**Problem statement**
Extract every record, exactly as written, and ignore the pictures.

Dataset entries:
★ ★ ★ ★ ★

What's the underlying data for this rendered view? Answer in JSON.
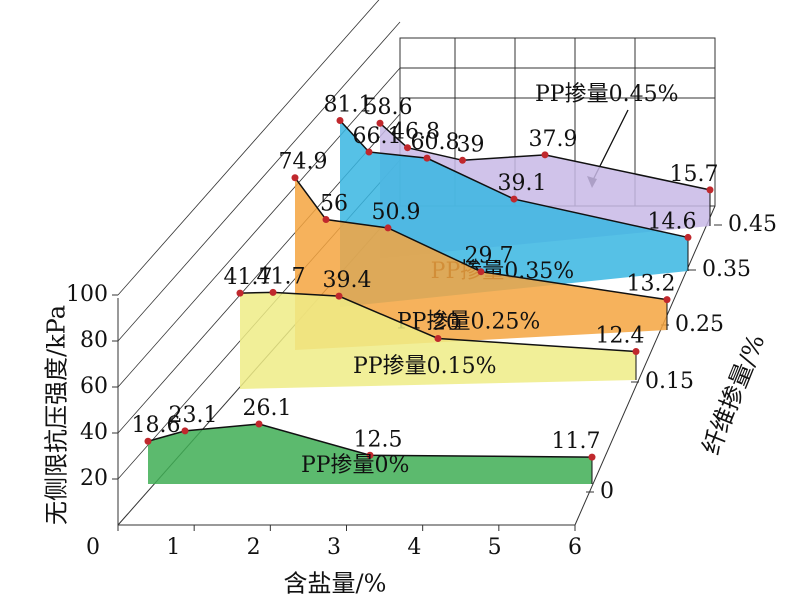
{
  "chart_data": {
    "type": "waterfall3d",
    "x_label": "含盐量/%",
    "y_label": "无侧限抗压强度/kPa",
    "z_label": "纤维掺量/%",
    "x": [
      0,
      0.5,
      1.5,
      3,
      6
    ],
    "xlim": [
      0,
      6
    ],
    "xticks": [
      0,
      1,
      2,
      3,
      4,
      5,
      6
    ],
    "ylim": [
      0,
      100
    ],
    "yticks": [
      20,
      40,
      60,
      80,
      100
    ],
    "zticks": [
      0,
      0.15,
      0.25,
      0.35,
      0.45
    ],
    "annotation": "PP掺量0.45%",
    "series": [
      {
        "name": "PP掺量0%",
        "color": "#3fae55",
        "values": [
          18.6,
          23.1,
          26.1,
          12.5,
          11.7
        ]
      },
      {
        "name": "PP掺量0.15%",
        "color": "#eeec86",
        "values": [
          41.7,
          41.7,
          39.4,
          20,
          12.4
        ]
      },
      {
        "name": "PP掺量0.25%",
        "color": "#f4a540",
        "values": [
          74.9,
          56,
          50.9,
          29.7,
          13.2
        ]
      },
      {
        "name": "PP掺量0.35%",
        "color": "#38b6e2",
        "values": [
          81.1,
          66.1,
          60.8,
          39.1,
          14.6
        ]
      },
      {
        "name": "PP掺量0.45%",
        "color": "#c8b9e6",
        "values": [
          58.6,
          46.8,
          39,
          37.9,
          15.7
        ]
      }
    ]
  }
}
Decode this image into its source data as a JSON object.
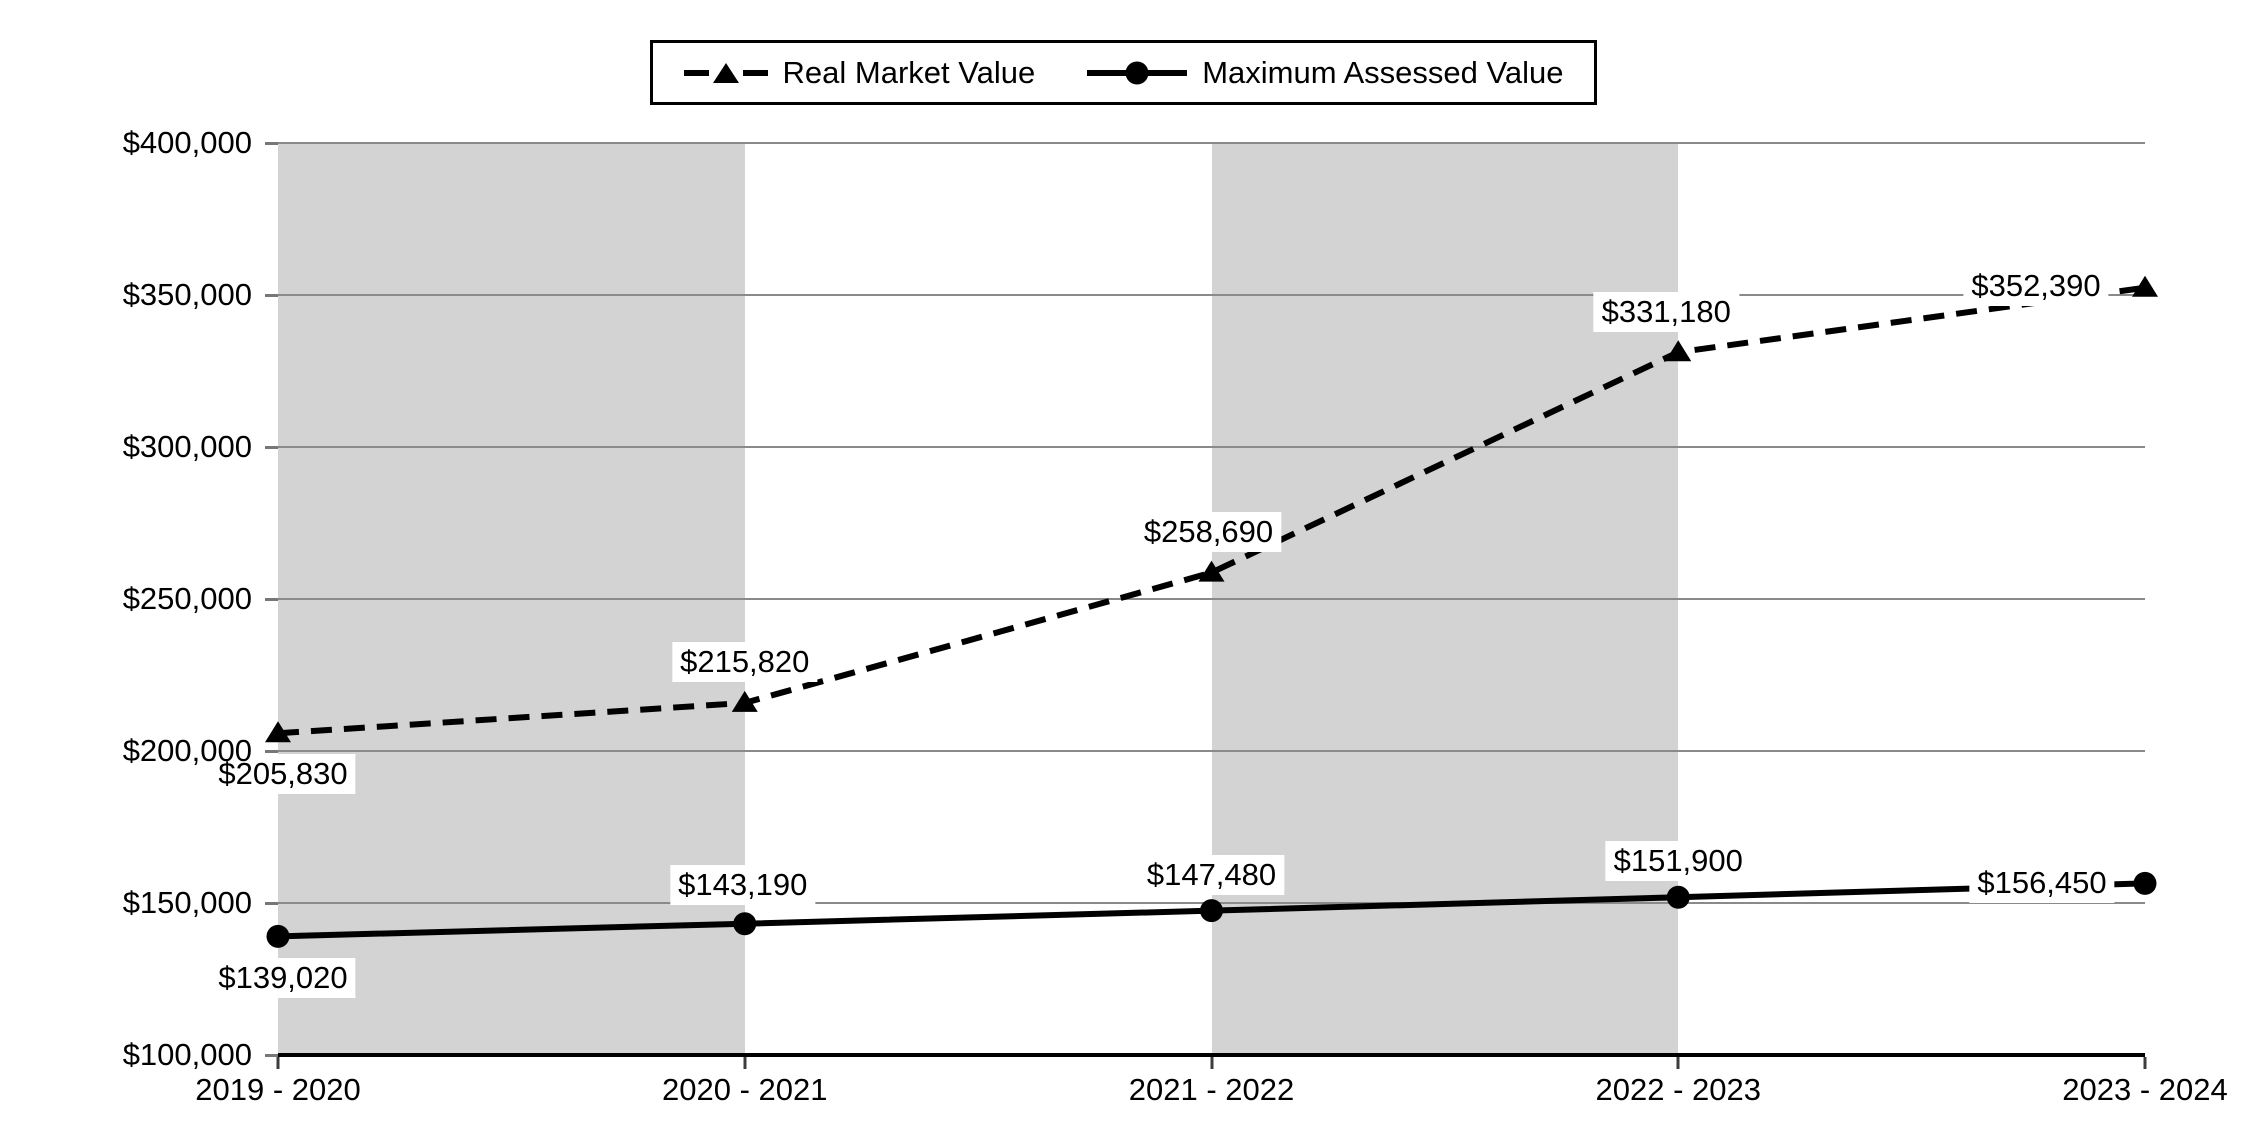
{
  "chart_data": {
    "type": "line",
    "title": "",
    "categories": [
      "2019 - 2020",
      "2020 - 2021",
      "2021 - 2022",
      "2022 - 2023",
      "2023 - 2024"
    ],
    "series": [
      {
        "name": "Real Market Value",
        "values": [
          205830,
          215820,
          258690,
          331180,
          352390
        ],
        "labels": [
          "$205,830",
          "$215,820",
          "$258,690",
          "$331,180",
          "$352,390"
        ],
        "line_style": "dashed",
        "marker": "triangle",
        "color": "#000000"
      },
      {
        "name": "Maximum Assessed Value",
        "values": [
          139020,
          143190,
          147480,
          151900,
          156450
        ],
        "labels": [
          "$139,020",
          "$143,190",
          "$147,480",
          "$151,900",
          "$156,450"
        ],
        "line_style": "solid",
        "marker": "circle",
        "color": "#000000"
      }
    ],
    "xlabel": "",
    "ylabel": "",
    "ylim": [
      100000,
      400000
    ],
    "ytick_step": 50000,
    "ytick_labels_top_to_bottom": [
      "$400,000",
      "$350,000",
      "$300,000",
      "$250,000",
      "$200,000",
      "$150,000",
      "$100,000"
    ],
    "legend_position": "top-center",
    "grid": true,
    "shaded_column_intervals": [
      [
        0,
        1
      ],
      [
        2,
        3
      ]
    ],
    "colors": {
      "band": "#d3d3d3",
      "gridline": "#8a8a8a",
      "axis": "#000000",
      "series": "#000000",
      "label_background": "#ffffff",
      "text": "#000000"
    },
    "icons": {
      "real_market_value_marker": "dashed-triangle-marker-icon",
      "maximum_assessed_value_marker": "solid-circle-marker-icon"
    }
  }
}
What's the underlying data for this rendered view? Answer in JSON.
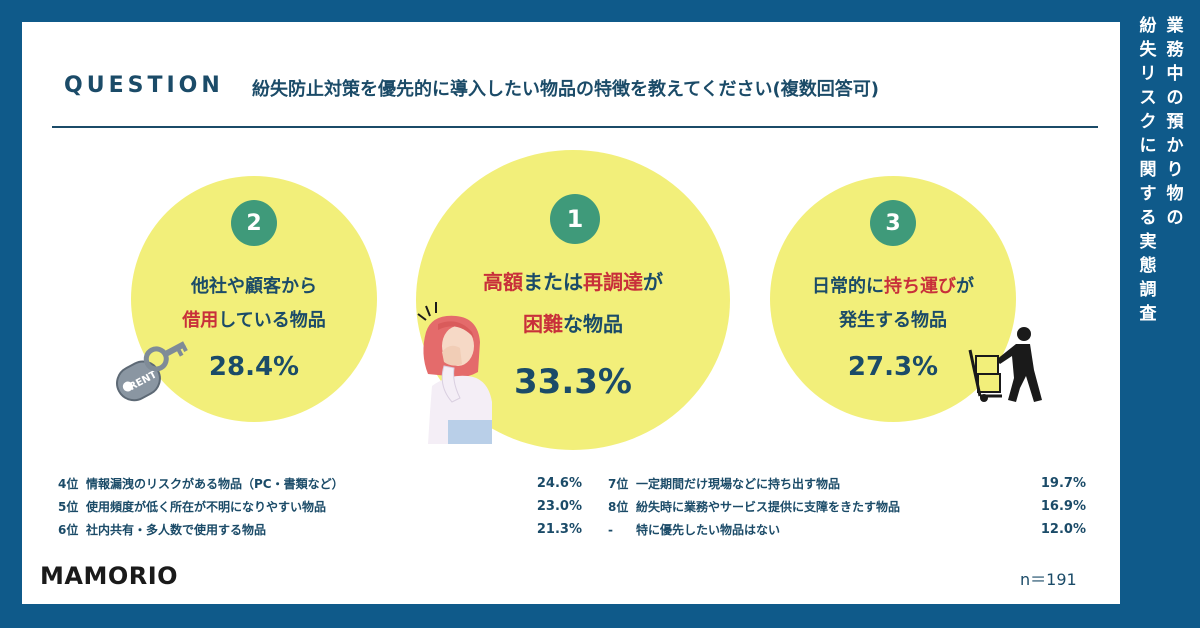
{
  "side_title": [
    "業務中の預かり物の",
    "紛失リスクに関する実態調査"
  ],
  "question": {
    "label": "QUESTION",
    "text": "紛失防止対策を優先的に導入したい物品の特徴を教えてください(複数回答可)"
  },
  "top3": [
    {
      "rank": "2",
      "line1": "他社や顧客から",
      "line2_hl": "借用",
      "line2_rest": "している物品",
      "value": "28.4%"
    },
    {
      "rank": "1",
      "line1_hl1": "高額",
      "line1_mid": "または",
      "line1_hl2": "再調達",
      "line1_end": "が",
      "line2_hl": "困難",
      "line2_rest": "な物品",
      "value": "33.3%"
    },
    {
      "rank": "3",
      "line1_pre": "日常的に",
      "line1_hl": "持ち運び",
      "line1_end": "が",
      "line2": "発生する物品",
      "value": "27.3%"
    }
  ],
  "others_left": [
    {
      "rank": "4位",
      "label": "情報漏洩のリスクがある物品（PC・書類など）",
      "value": "24.6%"
    },
    {
      "rank": "5位",
      "label": "使用頻度が低く所在が不明になりやすい物品",
      "value": "23.0%"
    },
    {
      "rank": "6位",
      "label": "社内共有・多人数で使用する物品",
      "value": "21.3%"
    }
  ],
  "others_right": [
    {
      "rank": "7位",
      "label": "一定期間だけ現場などに持ち出す物品",
      "value": "19.7%"
    },
    {
      "rank": "8位",
      "label": "紛失時に業務やサービス提供に支障をきたす物品",
      "value": "16.9%"
    },
    {
      "rank": "-",
      "label": "特に優先したい物品はない",
      "value": "12.0%"
    }
  ],
  "key_tag_text": "RENT",
  "brand": "MAMORIO",
  "sample_size": "n＝191",
  "colors": {
    "background": "#0f5a8a",
    "circle": "#f2ef7a",
    "badge": "#3f9a7a",
    "highlight": "#c8303a",
    "text": "#1b4b68"
  }
}
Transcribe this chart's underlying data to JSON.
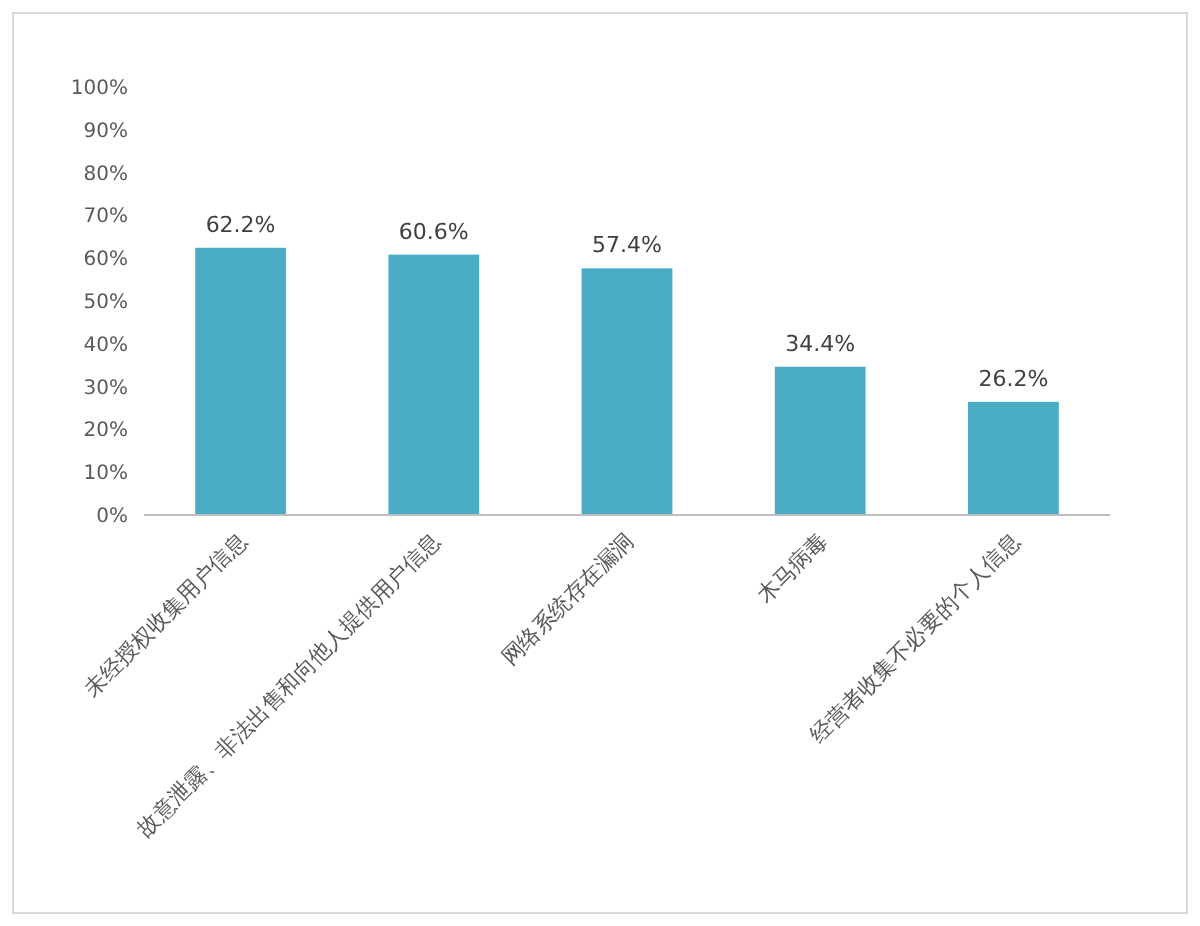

★ ★ ★ ★ ★

**Full solution**
What's the underlying data for this rendered view? Answer in JSON.
{
  "chart_data": {
    "type": "waterfall3d",
    "x_label": "含盐量/%",
    "y_label": "无侧限抗压强度/kPa",
    "z_label": "纤维掺量/%",
    "x": [
      0,
      0.5,
      1.5,
      3,
      6
    ],
    "xlim": [
      0,
      6
    ],
    "xticks": [
      0,
      1,
      2,
      3,
      4,
      5,
      6
    ],
    "ylim": [
      0,
      100
    ],
    "yticks": [
      20,
      40,
      60,
      80,
      100
    ],
    "zticks": [
      0,
      0.15,
      0.25,
      0.35,
      0.45
    ],
    "annotation": "PP掺量0.45%",
    "series": [
      {
        "name": "PP掺量0%",
        "color": "#3fae55",
        "values": [
          18.6,
          23.1,
          26.1,
          12.5,
          11.7
        ]
      },
      {
        "name": "PP掺量0.15%",
        "color": "#eeec86",
        "values": [
          41.7,
          41.7,
          39.4,
          20,
          12.4
        ]
      },
      {
        "name": "PP掺量0.25%",
        "color": "#f4a540",
        "values": [
          74.9,
          56,
          50.9,
          29.7,
          13.2
        ]
      },
      {
        "name": "PP掺量0.35%",
        "color": "#38b6e2",
        "values": [
          81.1,
          66.1,
          60.8,
          39.1,
          14.6
        ]
      },
      {
        "name": "PP掺量0.45%",
        "color": "#c8b9e6",
        "values": [
          58.6,
          46.8,
          39,
          37.9,
          15.7
        ]
      }
    ]
  }
}
Decode this image into its source data as a JSON object.
{
  "chart_data": {
    "type": "line",
    "title": "",
    "categories": [
      "2019 - 2020",
      "2020 - 2021",
      "2021 - 2022",
      "2022 - 2023",
      "2023 - 2024"
    ],
    "series": [
      {
        "name": "Real Market Value",
        "values": [
          205830,
          215820,
          258690,
          331180,
          352390
        ],
        "labels": [
          "$205,830",
          "$215,820",
          "$258,690",
          "$331,180",
          "$352,390"
        ],
        "line_style": "dashed",
        "marker": "triangle",
        "color": "#000000"
      },
      {
        "name": "Maximum Assessed Value",
        "values": [
          139020,
          143190,
          147480,
          151900,
          156450
        ],
        "labels": [
          "$139,020",
          "$143,190",
          "$147,480",
          "$151,900",
          "$156,450"
        ],
        "line_style": "solid",
        "marker": "circle",
        "color": "#000000"
      }
    ],
    "xlabel": "",
    "ylabel": "",
    "ylim": [
      100000,
      400000
    ],
    "ytick_step": 50000,
    "ytick_labels_top_to_bottom": [
      "$400,000",
      "$350,000",
      "$300,000",
      "$250,000",
      "$200,000",
      "$150,000",
      "$100,000"
    ],
    "legend_position": "top-center",
    "grid": true,
    "shaded_column_intervals": [
      [
        0,
        1
      ],
      [
        2,
        3
      ]
    ],
    "colors": {
      "band": "#d3d3d3",
      "gridline": "#8a8a8a",
      "axis": "#000000",
      "series": "#000000",
      "label_background": "#ffffff",
      "text": "#000000"
    },
    "icons": {
      "real_market_value_marker": "dashed-triangle-marker-icon",
      "maximum_assessed_value_marker": "solid-circle-marker-icon"
    }
  }
}
What's the underlying data for this rendered view? Answer in JSON.
{
  "side_title": [
    "業務中の預かり物の",
    "紛失リスクに関する実態調査"
  ],
  "question": {
    "label": "QUESTION",
    "text": "紛失防止対策を優先的に導入したい物品の特徴を教えてください(複数回答可)"
  },
  "top3": [
    {
      "rank": "2",
      "line1": "他社や顧客から",
      "line2_hl": "借用",
      "line2_rest": "している物品",
      "value": "28.4%"
    },
    {
      "rank": "1",
      "line1_hl1": "高額",
      "line1_mid": "または",
      "line1_hl2": "再調達",
      "line1_end": "が",
      "line2_hl": "困難",
      "line2_rest": "な物品",
      "value": "33.3%"
    },
    {
      "rank": "3",
      "line1_pre": "日常的に",
      "line1_hl": "持ち運び",
      "line1_end": "が",
      "line2": "発生する物品",
      "value": "27.3%"
    }
  ],
  "others_left": [
    {
      "rank": "4位",
      "label": "情報漏洩のリスクがある物品（PC・書類など）",
      "value": "24.6%"
    },
    {
      "rank": "5位",
      "label": "使用頻度が低く所在が不明になりやすい物品",
      "value": "23.0%"
    },
    {
      "rank": "6位",
      "label": "社内共有・多人数で使用する物品",
      "value": "21.3%"
    }
  ],
  "others_right": [
    {
      "rank": "7位",
      "label": "一定期間だけ現場などに持ち出す物品",
      "value": "19.7%"
    },
    {
      "rank": "8位",
      "label": "紛失時に業務やサービス提供に支障をきたす物品",
      "value": "16.9%"
    },
    {
      "rank": "-",
      "label": "特に優先したい物品はない",
      "value": "12.0%"
    }
  ],
  "key_tag_text": "RENT",
  "brand": "MAMORIO",
  "sample_size": "n＝191",
  "colors": {
    "background": "#0f5a8a",
    "circle": "#f2ef7a",
    "badge": "#3f9a7a",
    "highlight": "#c8303a",
    "text": "#1b4b68"
  }
}
Transcribe this chart's underlying data to JSON.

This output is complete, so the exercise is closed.